[Records from a dataset]
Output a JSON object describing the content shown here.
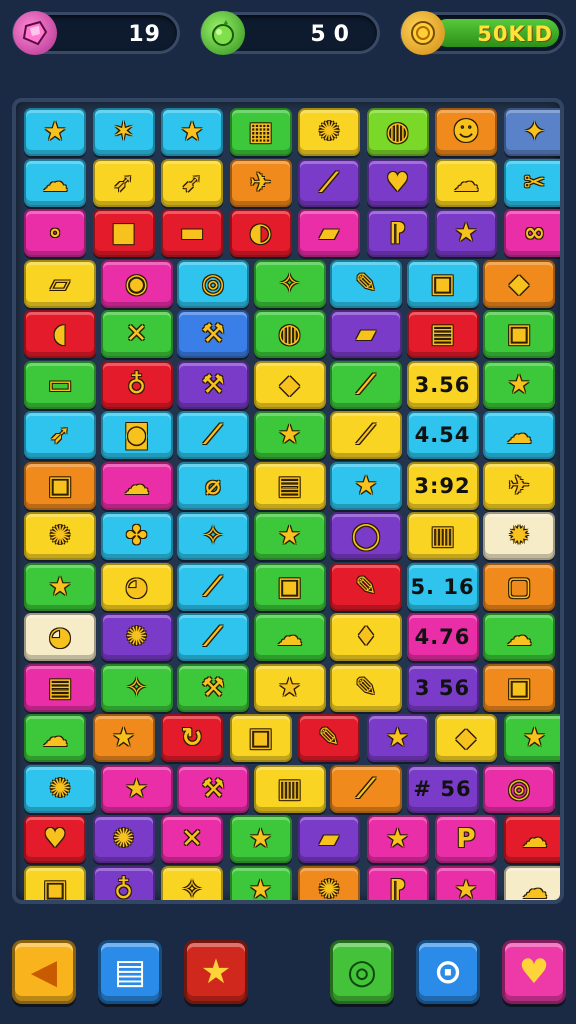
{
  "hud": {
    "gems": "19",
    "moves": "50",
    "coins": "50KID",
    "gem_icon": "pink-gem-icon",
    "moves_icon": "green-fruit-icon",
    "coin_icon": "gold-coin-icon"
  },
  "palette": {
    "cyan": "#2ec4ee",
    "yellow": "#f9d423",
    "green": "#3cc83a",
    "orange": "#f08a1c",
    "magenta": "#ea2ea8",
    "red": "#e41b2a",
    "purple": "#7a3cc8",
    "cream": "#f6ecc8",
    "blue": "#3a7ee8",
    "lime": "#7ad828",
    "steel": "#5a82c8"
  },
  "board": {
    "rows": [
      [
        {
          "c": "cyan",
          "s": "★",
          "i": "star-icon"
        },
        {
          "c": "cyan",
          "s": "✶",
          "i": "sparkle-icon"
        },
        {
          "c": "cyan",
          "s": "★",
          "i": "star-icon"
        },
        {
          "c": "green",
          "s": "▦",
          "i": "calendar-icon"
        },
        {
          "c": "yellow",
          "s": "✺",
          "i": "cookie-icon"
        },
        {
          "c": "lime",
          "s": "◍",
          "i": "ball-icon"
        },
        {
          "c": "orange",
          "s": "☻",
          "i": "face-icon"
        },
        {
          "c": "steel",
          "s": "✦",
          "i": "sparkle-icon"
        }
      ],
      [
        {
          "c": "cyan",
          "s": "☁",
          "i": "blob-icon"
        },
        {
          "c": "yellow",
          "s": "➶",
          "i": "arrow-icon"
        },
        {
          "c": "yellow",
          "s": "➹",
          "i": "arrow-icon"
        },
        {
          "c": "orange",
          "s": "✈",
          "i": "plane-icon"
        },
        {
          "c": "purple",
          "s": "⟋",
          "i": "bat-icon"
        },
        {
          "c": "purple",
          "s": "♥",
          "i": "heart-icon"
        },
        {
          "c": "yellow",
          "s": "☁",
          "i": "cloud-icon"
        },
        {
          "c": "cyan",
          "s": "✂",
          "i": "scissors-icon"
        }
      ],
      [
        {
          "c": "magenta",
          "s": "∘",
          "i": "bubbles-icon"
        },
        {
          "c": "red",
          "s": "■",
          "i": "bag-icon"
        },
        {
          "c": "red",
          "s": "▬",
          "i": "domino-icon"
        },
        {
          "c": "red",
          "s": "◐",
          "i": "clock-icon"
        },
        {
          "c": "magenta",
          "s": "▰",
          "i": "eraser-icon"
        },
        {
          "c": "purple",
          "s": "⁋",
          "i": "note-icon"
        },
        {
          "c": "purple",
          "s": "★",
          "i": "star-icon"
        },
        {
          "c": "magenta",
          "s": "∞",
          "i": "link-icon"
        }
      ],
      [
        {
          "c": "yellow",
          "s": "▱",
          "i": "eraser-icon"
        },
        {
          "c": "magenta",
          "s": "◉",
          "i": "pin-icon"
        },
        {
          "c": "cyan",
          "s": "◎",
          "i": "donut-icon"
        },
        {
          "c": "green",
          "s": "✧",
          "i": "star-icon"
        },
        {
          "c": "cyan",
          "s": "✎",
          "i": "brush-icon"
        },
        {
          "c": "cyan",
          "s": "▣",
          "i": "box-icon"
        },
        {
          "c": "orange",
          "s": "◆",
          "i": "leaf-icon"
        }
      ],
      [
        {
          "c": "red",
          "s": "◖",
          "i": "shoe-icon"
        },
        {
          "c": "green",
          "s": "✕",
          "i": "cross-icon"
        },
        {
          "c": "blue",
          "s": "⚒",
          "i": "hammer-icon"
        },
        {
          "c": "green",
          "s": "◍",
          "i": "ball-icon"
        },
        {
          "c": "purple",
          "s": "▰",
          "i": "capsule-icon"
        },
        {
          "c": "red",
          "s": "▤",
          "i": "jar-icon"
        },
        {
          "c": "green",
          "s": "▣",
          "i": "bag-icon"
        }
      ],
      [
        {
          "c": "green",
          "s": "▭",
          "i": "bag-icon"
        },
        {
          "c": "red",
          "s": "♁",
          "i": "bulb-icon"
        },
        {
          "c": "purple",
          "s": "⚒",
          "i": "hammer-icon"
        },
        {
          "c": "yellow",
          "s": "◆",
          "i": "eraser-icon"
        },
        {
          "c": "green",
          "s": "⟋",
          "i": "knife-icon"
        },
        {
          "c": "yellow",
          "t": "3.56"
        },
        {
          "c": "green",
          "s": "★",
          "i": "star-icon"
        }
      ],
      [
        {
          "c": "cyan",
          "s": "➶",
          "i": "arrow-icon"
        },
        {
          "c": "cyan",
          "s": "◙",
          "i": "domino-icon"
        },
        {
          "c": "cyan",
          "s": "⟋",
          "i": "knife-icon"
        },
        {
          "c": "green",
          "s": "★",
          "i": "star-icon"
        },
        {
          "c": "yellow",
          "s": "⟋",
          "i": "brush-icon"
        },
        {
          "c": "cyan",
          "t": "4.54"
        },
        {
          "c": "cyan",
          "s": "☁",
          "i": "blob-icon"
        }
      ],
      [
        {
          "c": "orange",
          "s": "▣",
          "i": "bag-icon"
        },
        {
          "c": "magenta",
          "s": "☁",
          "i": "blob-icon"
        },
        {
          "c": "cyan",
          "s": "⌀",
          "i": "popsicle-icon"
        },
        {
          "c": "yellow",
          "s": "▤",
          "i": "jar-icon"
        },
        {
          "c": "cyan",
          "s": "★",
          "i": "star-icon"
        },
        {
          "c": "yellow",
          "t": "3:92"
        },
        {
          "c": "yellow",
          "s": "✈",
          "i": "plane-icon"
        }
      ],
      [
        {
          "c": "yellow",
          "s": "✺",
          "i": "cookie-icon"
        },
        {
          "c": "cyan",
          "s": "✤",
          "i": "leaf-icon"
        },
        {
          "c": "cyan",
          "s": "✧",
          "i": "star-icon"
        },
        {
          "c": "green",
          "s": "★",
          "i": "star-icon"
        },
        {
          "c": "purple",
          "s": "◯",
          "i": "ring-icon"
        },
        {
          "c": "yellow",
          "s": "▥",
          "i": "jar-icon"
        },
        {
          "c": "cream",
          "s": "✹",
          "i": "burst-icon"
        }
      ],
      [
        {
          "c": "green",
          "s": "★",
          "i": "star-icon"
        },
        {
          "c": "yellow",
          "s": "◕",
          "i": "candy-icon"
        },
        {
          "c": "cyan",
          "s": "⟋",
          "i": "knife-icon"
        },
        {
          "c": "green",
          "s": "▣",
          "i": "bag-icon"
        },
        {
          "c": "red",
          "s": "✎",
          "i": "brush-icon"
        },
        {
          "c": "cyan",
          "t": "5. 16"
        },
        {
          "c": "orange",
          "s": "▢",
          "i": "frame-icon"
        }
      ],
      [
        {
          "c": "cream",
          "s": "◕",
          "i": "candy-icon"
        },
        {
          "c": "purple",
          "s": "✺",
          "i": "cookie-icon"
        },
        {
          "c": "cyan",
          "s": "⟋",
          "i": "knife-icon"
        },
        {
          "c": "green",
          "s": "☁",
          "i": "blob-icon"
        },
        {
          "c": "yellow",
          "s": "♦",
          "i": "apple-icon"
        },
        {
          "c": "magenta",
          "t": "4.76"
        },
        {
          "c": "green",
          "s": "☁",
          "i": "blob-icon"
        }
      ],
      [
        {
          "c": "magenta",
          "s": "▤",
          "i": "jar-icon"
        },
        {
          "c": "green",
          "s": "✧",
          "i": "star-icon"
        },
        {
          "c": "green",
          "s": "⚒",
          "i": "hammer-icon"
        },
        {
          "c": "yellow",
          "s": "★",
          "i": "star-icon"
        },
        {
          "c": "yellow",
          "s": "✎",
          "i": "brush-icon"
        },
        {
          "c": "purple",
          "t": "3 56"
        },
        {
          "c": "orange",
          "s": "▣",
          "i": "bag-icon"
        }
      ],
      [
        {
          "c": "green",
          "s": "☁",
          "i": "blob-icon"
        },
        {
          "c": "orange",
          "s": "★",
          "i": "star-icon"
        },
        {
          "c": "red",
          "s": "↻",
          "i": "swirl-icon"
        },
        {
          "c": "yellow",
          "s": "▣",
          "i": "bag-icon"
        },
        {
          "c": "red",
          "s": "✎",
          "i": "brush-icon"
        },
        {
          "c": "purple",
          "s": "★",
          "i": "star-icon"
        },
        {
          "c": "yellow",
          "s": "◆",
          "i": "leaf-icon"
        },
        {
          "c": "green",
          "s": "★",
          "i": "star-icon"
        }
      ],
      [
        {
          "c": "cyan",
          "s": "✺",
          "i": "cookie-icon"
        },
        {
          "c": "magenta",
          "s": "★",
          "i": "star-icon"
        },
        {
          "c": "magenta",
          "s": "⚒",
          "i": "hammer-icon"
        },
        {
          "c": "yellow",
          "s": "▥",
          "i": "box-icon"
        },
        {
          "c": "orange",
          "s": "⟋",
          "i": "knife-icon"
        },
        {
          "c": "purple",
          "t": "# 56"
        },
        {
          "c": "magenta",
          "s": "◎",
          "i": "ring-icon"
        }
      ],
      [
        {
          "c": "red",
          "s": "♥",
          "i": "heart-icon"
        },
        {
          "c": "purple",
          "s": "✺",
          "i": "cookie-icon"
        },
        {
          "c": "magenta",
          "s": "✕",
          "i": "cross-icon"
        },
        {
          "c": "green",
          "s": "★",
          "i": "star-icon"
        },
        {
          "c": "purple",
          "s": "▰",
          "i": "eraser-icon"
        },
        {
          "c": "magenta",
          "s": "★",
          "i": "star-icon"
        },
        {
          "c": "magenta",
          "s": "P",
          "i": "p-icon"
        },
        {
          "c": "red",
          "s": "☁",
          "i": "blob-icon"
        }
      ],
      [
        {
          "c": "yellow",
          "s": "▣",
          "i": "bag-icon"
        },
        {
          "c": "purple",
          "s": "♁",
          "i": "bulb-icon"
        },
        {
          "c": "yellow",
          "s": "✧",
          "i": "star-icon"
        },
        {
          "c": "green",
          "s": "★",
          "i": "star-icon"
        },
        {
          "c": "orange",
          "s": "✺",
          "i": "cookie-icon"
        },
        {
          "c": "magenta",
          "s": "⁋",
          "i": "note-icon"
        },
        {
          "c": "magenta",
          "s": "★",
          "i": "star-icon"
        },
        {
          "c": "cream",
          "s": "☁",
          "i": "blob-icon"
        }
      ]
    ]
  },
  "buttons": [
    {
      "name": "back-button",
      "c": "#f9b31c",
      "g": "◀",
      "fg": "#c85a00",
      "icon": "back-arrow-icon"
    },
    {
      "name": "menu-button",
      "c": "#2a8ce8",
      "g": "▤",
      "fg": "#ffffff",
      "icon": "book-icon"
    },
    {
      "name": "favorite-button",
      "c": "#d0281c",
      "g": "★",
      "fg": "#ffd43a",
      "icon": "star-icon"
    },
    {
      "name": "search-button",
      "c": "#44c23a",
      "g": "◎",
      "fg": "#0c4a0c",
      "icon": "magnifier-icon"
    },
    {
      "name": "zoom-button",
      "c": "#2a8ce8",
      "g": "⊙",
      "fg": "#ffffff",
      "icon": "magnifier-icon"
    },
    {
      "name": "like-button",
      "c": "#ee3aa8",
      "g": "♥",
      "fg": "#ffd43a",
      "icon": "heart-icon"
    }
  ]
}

* * *

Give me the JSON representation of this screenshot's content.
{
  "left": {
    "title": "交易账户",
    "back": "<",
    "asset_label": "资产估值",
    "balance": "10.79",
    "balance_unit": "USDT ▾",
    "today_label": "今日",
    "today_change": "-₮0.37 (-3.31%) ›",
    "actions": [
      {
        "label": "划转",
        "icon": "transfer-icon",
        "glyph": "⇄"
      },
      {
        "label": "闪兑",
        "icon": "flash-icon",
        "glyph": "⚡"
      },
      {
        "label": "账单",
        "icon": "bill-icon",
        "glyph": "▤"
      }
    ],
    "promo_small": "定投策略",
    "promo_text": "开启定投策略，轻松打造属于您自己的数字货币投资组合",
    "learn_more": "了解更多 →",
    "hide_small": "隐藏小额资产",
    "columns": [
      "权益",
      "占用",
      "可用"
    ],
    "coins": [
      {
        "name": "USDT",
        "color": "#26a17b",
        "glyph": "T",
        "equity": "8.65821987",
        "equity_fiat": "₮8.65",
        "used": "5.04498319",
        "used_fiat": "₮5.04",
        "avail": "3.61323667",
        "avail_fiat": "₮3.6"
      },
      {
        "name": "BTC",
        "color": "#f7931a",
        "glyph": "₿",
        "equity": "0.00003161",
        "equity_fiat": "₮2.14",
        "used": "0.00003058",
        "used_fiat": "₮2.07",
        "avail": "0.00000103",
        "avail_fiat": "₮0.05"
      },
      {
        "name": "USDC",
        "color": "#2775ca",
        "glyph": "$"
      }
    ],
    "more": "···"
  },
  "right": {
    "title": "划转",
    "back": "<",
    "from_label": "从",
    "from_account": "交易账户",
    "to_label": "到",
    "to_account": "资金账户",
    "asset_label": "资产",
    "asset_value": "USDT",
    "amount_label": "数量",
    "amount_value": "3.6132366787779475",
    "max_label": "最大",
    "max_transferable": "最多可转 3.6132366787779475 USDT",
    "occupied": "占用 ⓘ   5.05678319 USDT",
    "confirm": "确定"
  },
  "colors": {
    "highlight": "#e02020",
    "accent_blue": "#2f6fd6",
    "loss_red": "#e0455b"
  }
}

- Written instruction:
Each line in the data that holds the string "name" should be found and copied.

- Worked answer:
      "name": "back-button",
      "name": "menu-button",
      "name": "favorite-button",
      "name": "search-button",
      "name": "zoom-button",
      "name": "like-button",
        "name": "USDT",
        "name": "BTC",
        "name": "USDC",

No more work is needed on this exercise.